» **Listed records**:
_____

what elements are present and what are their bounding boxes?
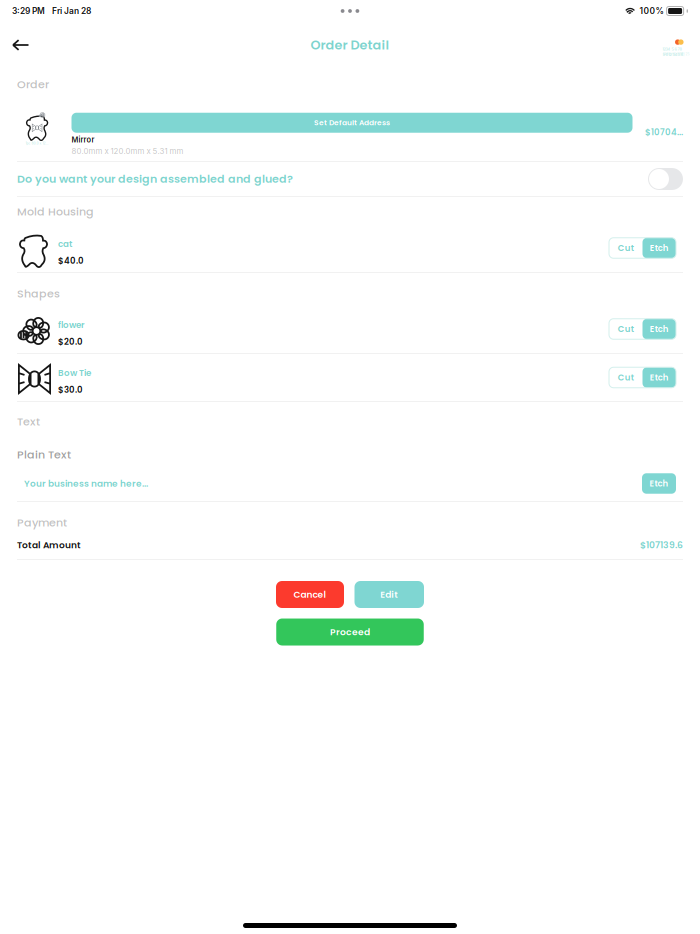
staticText: $10704... [645, 126, 683, 138]
staticText: Cancel [294, 588, 326, 601]
button[interactable]: Etch [642, 319, 676, 339]
button[interactable]: Etch [642, 367, 676, 388]
staticText: Etch [650, 242, 669, 254]
staticText: 80.0mm x 120.0mm x 5.31 mm [72, 146, 184, 156]
staticText: CARD HOLDER [662, 52, 684, 56]
staticText: flower [58, 319, 85, 331]
staticText: 1234 5678 9012 3456 [662, 46, 684, 57]
staticText: Etch [650, 323, 669, 335]
button[interactable]: Etch [642, 238, 676, 258]
staticText: $107139.6 [640, 539, 683, 552]
button[interactable]: Assembled and glued [648, 168, 683, 190]
button[interactable]: Cancel [276, 581, 344, 608]
staticText: Mirror [72, 135, 94, 144]
button[interactable]: flower [17, 305, 683, 353]
button[interactable]: Etch [642, 473, 676, 494]
staticText: Proceed [330, 626, 370, 638]
button[interactable]: Cut [609, 238, 642, 258]
staticText: Cut [618, 242, 634, 254]
staticText: Order Detail [310, 36, 390, 54]
staticText: Fri Jan 28 [52, 6, 91, 16]
button[interactable]: Set Default Address [72, 113, 632, 133]
staticText: Edit [380, 588, 398, 601]
staticText: $40.0 [58, 255, 84, 267]
staticText: $30.0 [58, 384, 83, 396]
staticText: Bow Tie [58, 367, 91, 379]
button[interactable]: Bow Tie [17, 354, 683, 401]
staticText: cat [58, 238, 72, 250]
staticText: Etch [650, 372, 669, 383]
button[interactable]: Back [0, 26, 42, 64]
button[interactable]: Cut [609, 367, 642, 388]
button[interactable]: cat [17, 224, 683, 272]
button[interactable]: Proceed [276, 618, 424, 646]
staticText: Cut [618, 372, 634, 383]
button[interactable]: Edit [354, 581, 424, 608]
staticText: 3:29 PM [12, 6, 45, 16]
staticText: Order [17, 77, 49, 92]
staticText: 1pc 80.0 x 120.0mm [26, 141, 50, 145]
staticText: Do you want your design assembled and gl… [17, 171, 293, 187]
button[interactable]: Cut [609, 319, 642, 339]
staticText: Total Amount [17, 539, 81, 551]
staticText: Plain Text [17, 447, 71, 462]
staticText: Your business name here... [24, 477, 148, 490]
staticText: Text [17, 414, 40, 430]
staticText: Etch [650, 478, 668, 489]
staticText: Shapes [17, 286, 60, 302]
staticText: Mold Housing [17, 204, 94, 220]
staticText: Payment [17, 515, 67, 530]
staticText: 12/25 [680, 52, 690, 56]
staticText: Set Default Address [314, 118, 390, 128]
staticText: 100% [640, 6, 664, 16]
staticText: $20.0 [58, 336, 83, 348]
staticText: Cut [618, 323, 634, 335]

_____

» **Task statement**: Could you rewrite the entries above with "Etch" swapped for "Engrave" everywhere it appears, leaving everything else unchanged and the pictures out?

» **Result of this exercise**:
what elements are present and what are their bounding boxes?
staticText: $10704... [645, 126, 683, 138]
staticText: Cancel [294, 588, 326, 601]
button[interactable]: Engrave [642, 319, 676, 339]
button[interactable]: Engrave [642, 367, 676, 388]
staticText: Engrave [650, 242, 669, 254]
staticText: 80.0mm x 120.0mm x 5.31 mm [72, 146, 184, 156]
staticText: CARD HOLDER [662, 52, 684, 56]
staticText: flower [58, 319, 85, 331]
staticText: 1234 5678 9012 3456 [662, 46, 684, 57]
staticText: Engrave [650, 323, 669, 335]
button[interactable]: Engrave [642, 238, 676, 258]
staticText: $107139.6 [640, 539, 683, 552]
button[interactable]: Assembled and glued [648, 168, 683, 190]
button[interactable]: Cancel [276, 581, 344, 608]
staticText: Mirror [72, 135, 94, 144]
button[interactable]: flower [17, 305, 683, 353]
button[interactable]: Engrave [642, 473, 676, 494]
staticText: Proceed [330, 626, 370, 638]
button[interactable]: Cut [609, 238, 642, 258]
staticText: Cut [618, 242, 634, 254]
staticText: Order Detail [310, 36, 390, 54]
staticText: Fri Jan 28 [52, 6, 91, 16]
button[interactable]: Set Default Address [72, 113, 632, 133]
staticText: Edit [380, 588, 398, 601]
staticText: $40.0 [58, 255, 84, 267]
staticText: $30.0 [58, 384, 83, 396]
staticText: Bow Tie [58, 367, 91, 379]
button[interactable]: Bow Tie [17, 354, 683, 401]
staticText: cat [58, 238, 72, 250]
staticText: Engrave [650, 372, 669, 383]
button[interactable]: Back [0, 26, 42, 64]
button[interactable]: Cut [609, 367, 642, 388]
button[interactable]: cat [17, 224, 683, 272]
button[interactable]: Proceed [276, 618, 424, 646]
staticText: Cut [618, 372, 634, 383]
button[interactable]: Edit [354, 581, 424, 608]
staticText: 3:29 PM [12, 6, 45, 16]
staticText: Order [17, 77, 49, 92]
staticText: 1pc 80.0 x 120.0mm [26, 141, 50, 145]
staticText: Do you want your design assembled and gl… [17, 171, 293, 187]
button[interactable]: Cut [609, 319, 642, 339]
staticText: Total Amount [17, 539, 81, 551]
staticText: Plain Text [17, 447, 71, 462]
staticText: Your business name here... [24, 477, 148, 490]
staticText: Text [17, 414, 40, 430]
staticText: Engrave [650, 478, 668, 489]
staticText: Shapes [17, 286, 60, 302]
staticText: Mold Housing [17, 204, 94, 220]
staticText: Payment [17, 515, 67, 530]
staticText: 12/25 [680, 52, 690, 56]
staticText: Set Default Address [314, 118, 390, 128]
staticText: 100% [640, 6, 664, 16]
staticText: $20.0 [58, 336, 83, 348]
staticText: Cut [618, 323, 634, 335]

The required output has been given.